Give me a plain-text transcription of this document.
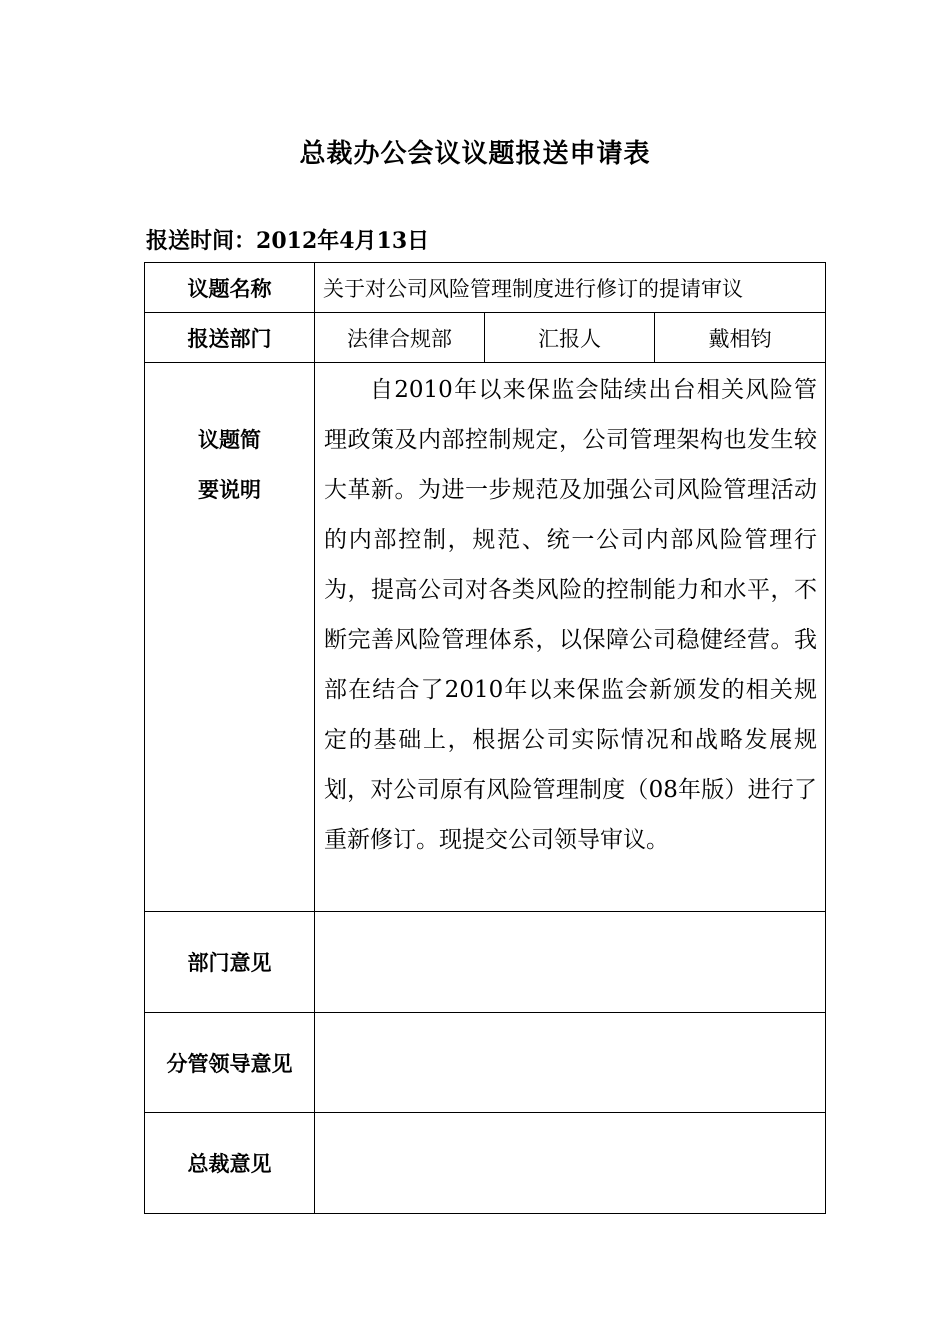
总裁办公会议议题报送申请表
报送时间：2012年4月13日
议题名称	关于对公司风险管理制度进行修订的提请审议		
报送部门	法律合规部	汇报人	戴相钧

议题简
要说明	自2010年以来保监会陆续出台相关风险管理政策及内部控制规定，公司管理架构也发生较大革新。为进一步规范及加强公司风险管理活动的内部控制，规范、统一公司内部风险管理行为，提高公司对各类风险的控制能力和水平，不断完善风险管理体系，以保障公司稳健经营。我部在结合了2010年以来保监会新颁发的相关规定的基础上，根据公司实际情况和战略发展规划，对公司原有风险管理制度（08年版）进行了重新修订。现提交公司领导审议。		
部门意见			
分管领导意见			
总裁意见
▬▬▬
Task details:
Output the entries above exactly. Drop the pictures.

Answer in full:
Give me a plain-text transcription of this document.
总裁办公会议议题报送申请表
报送时间：2012年4月13日
议题名称	关于对公司风险管理制度进行修订的提请审议		
报送部门	法律合规部	汇报人	戴相钧

议题简
要说明	自2010年以来保监会陆续出台相关风险管理政策及内部控制规定，公司管理架构也发生较大革新。为进一步规范及加强公司风险管理活动的内部控制，规范、统一公司内部风险管理行为，提高公司对各类风险的控制能力和水平，不断完善风险管理体系，以保障公司稳健经营。我部在结合了2010年以来保监会新颁发的相关规定的基础上，根据公司实际情况和战略发展规划，对公司原有风险管理制度（08年版）进行了重新修订。现提交公司领导审议。		
部门意见			
分管领导意见			
总裁意见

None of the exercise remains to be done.